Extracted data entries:

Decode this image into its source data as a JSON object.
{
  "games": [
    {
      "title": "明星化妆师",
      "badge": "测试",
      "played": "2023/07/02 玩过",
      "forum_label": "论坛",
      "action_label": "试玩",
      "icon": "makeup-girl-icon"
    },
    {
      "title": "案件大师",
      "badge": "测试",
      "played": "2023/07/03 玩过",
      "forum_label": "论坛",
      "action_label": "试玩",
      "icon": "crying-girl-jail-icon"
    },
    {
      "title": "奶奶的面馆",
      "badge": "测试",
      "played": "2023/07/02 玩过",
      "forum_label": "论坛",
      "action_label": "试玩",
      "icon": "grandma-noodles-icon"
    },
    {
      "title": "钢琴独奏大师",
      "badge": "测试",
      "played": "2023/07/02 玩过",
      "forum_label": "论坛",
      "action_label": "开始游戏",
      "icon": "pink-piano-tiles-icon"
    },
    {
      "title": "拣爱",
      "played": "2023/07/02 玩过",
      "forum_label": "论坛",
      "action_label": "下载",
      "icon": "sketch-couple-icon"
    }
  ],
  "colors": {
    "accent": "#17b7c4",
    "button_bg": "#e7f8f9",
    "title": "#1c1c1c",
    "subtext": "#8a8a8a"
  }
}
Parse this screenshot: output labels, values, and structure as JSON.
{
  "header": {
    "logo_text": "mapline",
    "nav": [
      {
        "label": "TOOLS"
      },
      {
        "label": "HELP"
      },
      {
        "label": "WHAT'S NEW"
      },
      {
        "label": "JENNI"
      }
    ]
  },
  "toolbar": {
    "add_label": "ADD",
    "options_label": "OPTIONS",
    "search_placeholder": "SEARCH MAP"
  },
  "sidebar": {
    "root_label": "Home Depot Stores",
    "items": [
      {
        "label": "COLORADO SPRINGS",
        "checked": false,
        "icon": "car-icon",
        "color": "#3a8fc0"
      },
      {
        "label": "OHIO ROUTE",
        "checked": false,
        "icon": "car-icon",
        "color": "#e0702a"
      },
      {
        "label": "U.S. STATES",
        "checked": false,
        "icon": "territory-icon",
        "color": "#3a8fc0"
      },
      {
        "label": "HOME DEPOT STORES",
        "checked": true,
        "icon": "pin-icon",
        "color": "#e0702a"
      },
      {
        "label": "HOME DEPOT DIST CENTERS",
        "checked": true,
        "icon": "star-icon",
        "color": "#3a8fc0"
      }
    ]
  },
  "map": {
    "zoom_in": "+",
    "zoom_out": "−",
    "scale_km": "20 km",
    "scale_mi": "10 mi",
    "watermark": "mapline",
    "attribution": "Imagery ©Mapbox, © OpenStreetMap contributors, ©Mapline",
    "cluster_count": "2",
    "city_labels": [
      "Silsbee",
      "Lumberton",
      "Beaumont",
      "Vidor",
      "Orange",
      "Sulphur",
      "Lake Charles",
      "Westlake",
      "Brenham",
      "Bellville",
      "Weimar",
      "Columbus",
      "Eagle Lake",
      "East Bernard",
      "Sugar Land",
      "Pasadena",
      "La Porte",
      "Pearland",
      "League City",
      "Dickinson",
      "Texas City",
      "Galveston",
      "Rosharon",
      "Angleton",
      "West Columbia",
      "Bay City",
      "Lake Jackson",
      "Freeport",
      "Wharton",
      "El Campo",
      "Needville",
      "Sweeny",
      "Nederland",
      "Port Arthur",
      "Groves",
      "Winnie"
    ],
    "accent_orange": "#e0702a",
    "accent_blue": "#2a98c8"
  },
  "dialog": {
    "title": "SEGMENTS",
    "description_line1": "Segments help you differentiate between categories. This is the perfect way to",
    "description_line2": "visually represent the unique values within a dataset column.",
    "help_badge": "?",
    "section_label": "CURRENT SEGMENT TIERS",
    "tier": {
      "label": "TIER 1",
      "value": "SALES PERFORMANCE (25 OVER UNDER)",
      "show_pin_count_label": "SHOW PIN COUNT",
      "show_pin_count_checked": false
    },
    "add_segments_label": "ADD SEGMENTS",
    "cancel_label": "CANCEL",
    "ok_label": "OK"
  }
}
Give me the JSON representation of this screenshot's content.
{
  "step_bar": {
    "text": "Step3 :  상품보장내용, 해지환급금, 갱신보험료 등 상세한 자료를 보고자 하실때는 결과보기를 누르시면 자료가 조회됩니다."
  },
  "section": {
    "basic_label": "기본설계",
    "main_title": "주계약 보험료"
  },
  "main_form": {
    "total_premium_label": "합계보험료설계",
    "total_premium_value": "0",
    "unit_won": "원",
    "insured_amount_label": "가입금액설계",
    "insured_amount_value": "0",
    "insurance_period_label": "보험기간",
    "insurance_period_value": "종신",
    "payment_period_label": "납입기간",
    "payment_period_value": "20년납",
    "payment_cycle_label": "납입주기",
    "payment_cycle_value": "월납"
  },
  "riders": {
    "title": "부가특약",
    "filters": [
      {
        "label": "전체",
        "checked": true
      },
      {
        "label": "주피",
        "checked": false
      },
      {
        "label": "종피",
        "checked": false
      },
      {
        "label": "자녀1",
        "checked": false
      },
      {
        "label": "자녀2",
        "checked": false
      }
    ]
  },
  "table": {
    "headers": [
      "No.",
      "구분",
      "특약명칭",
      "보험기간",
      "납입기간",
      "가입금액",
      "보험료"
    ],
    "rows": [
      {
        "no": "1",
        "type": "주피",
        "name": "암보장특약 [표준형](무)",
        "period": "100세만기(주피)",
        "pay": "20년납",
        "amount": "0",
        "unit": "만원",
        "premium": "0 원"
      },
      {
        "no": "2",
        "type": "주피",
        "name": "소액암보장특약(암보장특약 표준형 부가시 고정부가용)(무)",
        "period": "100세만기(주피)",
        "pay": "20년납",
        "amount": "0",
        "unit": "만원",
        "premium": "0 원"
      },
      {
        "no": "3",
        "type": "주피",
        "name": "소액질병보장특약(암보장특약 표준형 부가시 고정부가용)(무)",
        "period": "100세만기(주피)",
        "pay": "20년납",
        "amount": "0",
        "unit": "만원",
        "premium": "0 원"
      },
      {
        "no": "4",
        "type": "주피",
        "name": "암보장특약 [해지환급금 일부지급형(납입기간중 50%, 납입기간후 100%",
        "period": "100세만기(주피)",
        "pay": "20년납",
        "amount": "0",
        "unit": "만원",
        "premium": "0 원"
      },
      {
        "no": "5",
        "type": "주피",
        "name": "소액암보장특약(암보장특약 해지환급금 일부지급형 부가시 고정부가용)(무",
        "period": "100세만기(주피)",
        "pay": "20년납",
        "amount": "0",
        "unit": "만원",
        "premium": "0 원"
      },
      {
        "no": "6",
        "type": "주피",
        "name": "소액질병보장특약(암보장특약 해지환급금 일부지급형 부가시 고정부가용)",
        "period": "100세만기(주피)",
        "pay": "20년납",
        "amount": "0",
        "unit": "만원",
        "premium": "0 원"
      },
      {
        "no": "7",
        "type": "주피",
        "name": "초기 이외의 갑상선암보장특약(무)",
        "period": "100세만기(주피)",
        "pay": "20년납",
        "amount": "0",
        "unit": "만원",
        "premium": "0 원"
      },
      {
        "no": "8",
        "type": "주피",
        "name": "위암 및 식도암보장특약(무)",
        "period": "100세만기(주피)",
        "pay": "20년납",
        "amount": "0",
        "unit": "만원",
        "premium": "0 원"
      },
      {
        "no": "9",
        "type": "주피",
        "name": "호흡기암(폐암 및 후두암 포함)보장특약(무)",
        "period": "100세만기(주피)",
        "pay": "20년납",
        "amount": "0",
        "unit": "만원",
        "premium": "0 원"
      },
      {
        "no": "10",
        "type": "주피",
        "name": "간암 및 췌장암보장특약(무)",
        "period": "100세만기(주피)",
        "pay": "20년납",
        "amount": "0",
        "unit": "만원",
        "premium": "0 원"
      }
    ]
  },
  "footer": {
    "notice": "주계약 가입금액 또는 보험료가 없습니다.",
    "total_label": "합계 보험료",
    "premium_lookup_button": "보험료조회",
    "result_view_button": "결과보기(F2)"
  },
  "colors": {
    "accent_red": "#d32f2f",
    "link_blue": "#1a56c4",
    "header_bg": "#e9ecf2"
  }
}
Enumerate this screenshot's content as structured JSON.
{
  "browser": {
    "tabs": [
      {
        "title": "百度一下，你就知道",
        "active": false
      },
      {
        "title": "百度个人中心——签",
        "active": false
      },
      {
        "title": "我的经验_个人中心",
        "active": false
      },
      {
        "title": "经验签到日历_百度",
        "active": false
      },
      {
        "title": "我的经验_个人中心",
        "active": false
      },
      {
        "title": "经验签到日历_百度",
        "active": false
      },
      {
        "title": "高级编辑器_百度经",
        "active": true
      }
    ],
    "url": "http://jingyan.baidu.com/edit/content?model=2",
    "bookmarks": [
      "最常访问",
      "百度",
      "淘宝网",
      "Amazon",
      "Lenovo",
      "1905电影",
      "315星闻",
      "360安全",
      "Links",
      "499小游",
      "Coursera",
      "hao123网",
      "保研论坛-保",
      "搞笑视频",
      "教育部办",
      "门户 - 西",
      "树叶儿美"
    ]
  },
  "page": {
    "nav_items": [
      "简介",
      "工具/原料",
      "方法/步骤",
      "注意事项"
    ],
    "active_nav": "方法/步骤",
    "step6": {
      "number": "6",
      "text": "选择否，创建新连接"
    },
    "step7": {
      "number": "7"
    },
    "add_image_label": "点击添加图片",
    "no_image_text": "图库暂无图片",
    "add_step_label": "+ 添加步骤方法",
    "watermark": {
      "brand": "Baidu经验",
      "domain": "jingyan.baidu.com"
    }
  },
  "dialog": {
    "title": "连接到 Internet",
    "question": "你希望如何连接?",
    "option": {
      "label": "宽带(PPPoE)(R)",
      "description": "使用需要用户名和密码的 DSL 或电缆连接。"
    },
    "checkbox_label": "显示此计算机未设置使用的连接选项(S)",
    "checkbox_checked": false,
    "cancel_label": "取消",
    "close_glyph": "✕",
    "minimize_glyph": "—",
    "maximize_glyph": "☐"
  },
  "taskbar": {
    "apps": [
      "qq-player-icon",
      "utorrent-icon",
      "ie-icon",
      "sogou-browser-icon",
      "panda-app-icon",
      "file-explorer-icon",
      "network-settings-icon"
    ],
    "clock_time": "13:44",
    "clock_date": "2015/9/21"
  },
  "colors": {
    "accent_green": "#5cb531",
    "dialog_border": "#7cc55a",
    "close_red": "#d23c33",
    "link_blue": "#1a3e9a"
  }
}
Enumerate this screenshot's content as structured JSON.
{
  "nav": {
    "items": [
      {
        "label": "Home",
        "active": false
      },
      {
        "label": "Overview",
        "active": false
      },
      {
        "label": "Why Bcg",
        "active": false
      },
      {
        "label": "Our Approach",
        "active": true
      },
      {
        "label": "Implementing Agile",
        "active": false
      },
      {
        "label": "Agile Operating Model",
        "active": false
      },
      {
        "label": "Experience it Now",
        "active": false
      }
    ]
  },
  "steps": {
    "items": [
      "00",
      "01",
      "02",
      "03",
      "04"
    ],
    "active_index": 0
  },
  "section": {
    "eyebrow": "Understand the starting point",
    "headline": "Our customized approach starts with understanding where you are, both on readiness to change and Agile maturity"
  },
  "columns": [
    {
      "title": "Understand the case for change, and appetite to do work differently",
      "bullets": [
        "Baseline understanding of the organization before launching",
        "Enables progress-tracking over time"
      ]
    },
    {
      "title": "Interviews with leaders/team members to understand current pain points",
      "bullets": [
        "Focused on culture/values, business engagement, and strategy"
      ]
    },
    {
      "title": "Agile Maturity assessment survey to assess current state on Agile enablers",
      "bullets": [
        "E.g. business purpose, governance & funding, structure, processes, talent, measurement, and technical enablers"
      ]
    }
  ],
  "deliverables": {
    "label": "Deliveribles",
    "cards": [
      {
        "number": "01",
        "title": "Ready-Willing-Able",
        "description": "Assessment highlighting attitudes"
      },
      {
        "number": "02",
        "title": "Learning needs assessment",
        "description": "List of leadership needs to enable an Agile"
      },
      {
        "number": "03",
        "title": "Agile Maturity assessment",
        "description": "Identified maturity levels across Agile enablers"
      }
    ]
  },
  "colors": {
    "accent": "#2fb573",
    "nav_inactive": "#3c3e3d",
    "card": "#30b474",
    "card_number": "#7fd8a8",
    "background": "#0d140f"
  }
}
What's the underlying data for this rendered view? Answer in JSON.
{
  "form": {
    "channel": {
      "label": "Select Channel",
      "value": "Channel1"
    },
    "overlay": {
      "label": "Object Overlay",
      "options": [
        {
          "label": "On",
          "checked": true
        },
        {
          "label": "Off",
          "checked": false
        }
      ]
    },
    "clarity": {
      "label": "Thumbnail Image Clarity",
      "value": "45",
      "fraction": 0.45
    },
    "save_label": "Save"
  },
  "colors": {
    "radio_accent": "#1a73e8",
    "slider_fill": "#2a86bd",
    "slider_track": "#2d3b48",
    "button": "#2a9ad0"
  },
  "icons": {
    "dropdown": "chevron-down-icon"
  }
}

▶ Task goal
Read the entries above, then pull out the lines that include "해지환급금".

▶ Answer for this exercise
    "text": "Step3 :  상품보장내용, 해지환급금, 갱신보험료 등 상세한 자료를 보고자 하실때는 결과보기를 누르시면 자료가 조회됩니다."
        "name": "암보장특약 [해지환급금 일부지급형(납입기간중 50%, 납입기간후 100%",
        "name": "소액암보장특약(암보장특약 해지환급금 일부지급형 부가시 고정부가용)(무",
        "name": "소액질병보장특약(암보장특약 해지환급금 일부지급형 부가시 고정부가용)",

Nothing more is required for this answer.